* Begin Material *
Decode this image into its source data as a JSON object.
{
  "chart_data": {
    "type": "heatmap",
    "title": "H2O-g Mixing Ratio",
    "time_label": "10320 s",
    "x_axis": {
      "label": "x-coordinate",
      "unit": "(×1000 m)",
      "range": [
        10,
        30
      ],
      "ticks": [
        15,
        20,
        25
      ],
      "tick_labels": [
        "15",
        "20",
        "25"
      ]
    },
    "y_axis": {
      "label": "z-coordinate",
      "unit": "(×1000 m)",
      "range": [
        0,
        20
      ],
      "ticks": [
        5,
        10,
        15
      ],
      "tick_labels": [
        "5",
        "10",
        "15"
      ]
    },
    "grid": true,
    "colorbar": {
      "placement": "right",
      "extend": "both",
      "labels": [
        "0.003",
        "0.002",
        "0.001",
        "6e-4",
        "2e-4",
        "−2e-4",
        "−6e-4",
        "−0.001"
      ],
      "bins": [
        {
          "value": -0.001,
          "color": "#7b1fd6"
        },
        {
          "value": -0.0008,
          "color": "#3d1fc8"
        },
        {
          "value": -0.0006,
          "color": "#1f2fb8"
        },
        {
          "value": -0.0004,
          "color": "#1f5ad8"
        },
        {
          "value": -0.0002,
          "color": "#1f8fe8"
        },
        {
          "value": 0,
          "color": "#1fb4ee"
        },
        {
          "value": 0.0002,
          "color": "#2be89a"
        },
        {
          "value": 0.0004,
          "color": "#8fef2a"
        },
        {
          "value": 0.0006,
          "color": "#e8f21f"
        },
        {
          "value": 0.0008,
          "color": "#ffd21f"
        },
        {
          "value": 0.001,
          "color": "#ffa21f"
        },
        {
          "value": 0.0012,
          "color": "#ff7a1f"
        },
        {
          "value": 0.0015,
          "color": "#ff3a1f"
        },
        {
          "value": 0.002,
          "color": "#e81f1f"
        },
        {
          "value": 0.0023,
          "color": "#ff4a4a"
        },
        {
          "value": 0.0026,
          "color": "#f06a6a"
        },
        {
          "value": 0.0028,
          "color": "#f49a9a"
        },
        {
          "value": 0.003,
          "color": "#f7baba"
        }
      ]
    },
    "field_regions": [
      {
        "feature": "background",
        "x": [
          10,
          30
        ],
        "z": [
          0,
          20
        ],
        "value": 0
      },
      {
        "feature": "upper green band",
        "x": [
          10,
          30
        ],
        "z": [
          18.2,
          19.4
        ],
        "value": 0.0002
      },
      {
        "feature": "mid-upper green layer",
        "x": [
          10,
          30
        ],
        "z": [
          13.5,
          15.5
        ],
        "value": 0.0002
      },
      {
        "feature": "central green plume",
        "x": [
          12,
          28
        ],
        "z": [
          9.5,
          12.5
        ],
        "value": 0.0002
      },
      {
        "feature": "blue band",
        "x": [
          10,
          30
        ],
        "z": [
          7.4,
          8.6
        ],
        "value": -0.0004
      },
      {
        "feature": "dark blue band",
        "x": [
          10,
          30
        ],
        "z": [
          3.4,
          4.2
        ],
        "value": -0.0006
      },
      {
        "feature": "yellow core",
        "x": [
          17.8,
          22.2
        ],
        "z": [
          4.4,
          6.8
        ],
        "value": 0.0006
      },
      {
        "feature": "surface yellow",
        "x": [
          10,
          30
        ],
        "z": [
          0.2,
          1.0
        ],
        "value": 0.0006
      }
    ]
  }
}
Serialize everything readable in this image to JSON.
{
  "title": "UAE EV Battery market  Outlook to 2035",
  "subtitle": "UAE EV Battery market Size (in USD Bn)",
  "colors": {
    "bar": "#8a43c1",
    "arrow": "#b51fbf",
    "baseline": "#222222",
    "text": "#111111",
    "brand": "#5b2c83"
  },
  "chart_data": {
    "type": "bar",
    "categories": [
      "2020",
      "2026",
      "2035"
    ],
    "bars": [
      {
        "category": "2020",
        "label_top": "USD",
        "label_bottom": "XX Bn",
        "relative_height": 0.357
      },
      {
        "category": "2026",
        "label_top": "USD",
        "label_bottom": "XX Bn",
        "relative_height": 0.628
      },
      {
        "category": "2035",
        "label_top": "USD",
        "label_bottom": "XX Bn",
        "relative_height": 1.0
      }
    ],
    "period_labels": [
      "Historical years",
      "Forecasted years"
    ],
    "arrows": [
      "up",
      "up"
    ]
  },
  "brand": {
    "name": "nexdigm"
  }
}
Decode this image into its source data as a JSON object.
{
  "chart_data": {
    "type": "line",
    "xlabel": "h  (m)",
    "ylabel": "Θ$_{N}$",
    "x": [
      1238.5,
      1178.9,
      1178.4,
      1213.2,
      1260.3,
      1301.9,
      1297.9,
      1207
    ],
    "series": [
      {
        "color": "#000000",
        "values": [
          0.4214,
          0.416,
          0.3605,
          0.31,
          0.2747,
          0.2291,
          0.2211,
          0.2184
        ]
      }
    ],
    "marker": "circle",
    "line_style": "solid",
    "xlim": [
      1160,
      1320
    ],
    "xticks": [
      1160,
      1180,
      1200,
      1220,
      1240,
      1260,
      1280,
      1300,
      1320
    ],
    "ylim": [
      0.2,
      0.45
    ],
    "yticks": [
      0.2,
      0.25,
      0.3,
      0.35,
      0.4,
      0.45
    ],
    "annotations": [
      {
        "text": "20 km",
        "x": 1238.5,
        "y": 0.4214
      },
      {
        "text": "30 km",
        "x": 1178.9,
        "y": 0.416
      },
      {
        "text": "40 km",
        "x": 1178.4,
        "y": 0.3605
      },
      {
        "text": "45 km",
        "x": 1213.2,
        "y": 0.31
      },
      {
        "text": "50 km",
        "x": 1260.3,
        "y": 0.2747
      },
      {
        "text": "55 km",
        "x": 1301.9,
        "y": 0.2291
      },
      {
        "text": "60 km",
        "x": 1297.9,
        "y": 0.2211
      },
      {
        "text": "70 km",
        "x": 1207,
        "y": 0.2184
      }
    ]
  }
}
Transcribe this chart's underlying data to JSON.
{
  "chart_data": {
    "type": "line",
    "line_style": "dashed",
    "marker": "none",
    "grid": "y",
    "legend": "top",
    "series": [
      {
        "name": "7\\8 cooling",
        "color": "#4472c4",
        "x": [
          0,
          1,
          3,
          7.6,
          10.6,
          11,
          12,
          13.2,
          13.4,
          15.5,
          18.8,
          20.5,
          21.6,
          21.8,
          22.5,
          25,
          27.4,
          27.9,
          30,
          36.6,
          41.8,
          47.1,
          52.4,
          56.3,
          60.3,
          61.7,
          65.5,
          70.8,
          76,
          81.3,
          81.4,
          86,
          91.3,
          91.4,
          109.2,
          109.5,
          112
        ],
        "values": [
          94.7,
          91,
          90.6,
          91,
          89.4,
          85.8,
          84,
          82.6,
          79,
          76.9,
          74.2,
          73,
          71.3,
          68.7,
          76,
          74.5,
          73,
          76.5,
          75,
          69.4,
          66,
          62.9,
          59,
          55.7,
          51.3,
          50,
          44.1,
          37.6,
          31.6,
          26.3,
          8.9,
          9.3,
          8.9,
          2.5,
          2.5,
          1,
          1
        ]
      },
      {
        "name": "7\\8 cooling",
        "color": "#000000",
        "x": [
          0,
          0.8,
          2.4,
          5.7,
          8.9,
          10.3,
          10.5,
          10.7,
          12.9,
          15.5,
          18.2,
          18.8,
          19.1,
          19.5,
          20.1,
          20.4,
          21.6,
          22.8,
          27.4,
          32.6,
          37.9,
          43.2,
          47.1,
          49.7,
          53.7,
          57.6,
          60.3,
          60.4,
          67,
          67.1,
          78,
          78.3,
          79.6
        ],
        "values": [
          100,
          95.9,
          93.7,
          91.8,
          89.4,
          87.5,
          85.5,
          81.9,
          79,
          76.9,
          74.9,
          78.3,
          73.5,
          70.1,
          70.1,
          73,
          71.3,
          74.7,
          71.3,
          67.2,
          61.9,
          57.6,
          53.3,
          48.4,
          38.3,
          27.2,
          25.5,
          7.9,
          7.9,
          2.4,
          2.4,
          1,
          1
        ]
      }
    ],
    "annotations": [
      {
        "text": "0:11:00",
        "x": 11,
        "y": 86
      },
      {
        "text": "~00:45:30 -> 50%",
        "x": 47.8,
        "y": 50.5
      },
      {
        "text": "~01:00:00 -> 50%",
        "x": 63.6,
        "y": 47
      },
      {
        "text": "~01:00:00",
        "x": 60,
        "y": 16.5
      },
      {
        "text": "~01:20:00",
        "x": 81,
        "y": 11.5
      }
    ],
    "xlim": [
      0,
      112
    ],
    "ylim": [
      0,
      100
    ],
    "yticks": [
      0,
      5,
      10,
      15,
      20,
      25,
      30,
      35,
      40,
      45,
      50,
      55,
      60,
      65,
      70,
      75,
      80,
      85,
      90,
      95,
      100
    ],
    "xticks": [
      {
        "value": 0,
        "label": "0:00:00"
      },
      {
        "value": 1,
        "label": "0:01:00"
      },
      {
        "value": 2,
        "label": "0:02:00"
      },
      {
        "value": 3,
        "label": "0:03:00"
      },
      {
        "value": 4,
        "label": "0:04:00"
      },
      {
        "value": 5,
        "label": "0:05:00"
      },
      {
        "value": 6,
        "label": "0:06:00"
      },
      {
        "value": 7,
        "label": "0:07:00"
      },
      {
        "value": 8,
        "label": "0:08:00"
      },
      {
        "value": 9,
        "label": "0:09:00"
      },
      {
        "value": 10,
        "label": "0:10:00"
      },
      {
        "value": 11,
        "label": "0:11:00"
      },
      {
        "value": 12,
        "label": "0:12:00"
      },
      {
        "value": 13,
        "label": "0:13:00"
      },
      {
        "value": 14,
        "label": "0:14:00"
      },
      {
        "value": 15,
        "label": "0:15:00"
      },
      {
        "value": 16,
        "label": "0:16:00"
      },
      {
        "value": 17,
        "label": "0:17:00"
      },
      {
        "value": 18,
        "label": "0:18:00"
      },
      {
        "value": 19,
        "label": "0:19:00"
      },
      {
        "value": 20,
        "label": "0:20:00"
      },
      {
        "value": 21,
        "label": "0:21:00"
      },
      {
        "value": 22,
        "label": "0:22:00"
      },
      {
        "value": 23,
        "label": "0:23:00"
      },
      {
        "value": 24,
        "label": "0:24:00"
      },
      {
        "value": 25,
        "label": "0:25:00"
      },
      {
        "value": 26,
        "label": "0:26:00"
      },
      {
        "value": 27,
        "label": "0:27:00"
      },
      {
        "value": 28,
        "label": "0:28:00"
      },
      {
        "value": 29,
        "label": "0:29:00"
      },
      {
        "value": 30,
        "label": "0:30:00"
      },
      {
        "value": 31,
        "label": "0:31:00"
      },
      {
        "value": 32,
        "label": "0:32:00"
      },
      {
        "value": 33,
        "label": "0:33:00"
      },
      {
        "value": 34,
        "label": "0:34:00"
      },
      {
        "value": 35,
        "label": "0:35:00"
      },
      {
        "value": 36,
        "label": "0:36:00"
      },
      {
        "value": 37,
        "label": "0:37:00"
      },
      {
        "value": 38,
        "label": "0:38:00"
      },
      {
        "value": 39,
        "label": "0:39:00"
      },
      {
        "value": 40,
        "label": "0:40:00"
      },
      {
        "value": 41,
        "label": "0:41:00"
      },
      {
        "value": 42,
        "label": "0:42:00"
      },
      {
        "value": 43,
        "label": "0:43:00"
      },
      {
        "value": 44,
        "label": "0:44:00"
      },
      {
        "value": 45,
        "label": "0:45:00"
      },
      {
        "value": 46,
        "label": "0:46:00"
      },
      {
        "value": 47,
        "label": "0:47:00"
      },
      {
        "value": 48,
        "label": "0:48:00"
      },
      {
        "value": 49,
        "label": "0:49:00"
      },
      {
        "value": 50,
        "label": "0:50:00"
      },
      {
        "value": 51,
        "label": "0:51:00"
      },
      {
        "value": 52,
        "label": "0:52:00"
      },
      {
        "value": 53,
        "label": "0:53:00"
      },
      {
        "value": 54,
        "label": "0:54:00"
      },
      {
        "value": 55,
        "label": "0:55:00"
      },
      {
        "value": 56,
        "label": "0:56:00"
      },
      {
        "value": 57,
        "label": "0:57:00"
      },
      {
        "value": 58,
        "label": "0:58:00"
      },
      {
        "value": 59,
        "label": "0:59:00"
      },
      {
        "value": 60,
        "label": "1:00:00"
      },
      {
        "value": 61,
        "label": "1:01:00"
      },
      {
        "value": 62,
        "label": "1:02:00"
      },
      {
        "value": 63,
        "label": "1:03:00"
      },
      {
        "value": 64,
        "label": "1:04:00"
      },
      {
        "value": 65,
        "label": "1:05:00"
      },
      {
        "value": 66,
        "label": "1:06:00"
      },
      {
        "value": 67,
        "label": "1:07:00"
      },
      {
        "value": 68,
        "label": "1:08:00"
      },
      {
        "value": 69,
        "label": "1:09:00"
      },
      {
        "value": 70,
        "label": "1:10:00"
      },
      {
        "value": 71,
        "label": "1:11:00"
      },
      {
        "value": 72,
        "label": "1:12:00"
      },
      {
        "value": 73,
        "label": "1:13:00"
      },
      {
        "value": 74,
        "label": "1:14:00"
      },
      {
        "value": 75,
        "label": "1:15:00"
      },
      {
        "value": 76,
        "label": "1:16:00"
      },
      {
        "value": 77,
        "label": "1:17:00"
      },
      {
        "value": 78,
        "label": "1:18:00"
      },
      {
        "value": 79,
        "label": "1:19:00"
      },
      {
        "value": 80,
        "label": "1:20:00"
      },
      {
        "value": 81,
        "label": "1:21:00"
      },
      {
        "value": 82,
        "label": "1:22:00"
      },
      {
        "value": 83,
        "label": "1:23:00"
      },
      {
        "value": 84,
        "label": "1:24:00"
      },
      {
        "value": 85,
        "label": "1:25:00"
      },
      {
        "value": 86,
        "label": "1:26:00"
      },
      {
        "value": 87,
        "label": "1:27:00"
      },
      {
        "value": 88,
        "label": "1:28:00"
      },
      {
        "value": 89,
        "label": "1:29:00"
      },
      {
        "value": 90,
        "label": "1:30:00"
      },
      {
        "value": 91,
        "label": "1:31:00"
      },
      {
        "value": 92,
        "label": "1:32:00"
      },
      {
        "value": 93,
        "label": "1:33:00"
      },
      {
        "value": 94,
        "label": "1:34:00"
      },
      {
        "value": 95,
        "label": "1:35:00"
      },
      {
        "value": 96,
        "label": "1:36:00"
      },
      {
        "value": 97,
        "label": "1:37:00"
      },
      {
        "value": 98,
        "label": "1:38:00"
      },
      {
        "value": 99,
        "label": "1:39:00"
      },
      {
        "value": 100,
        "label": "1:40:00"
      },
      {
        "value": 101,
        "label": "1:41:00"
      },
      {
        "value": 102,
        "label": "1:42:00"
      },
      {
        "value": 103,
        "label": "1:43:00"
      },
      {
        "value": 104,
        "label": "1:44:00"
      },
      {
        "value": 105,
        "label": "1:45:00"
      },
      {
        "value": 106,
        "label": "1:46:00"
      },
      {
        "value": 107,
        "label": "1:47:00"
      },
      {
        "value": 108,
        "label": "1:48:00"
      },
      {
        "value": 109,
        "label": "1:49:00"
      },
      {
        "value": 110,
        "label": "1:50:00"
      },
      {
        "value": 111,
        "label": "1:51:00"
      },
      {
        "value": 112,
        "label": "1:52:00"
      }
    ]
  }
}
* End Material *
» Short problem
Reproduce every line from the entries that holds the word "upper".

» Written response
        "feature": "upper green band",
        "feature": "mid-upper green layer",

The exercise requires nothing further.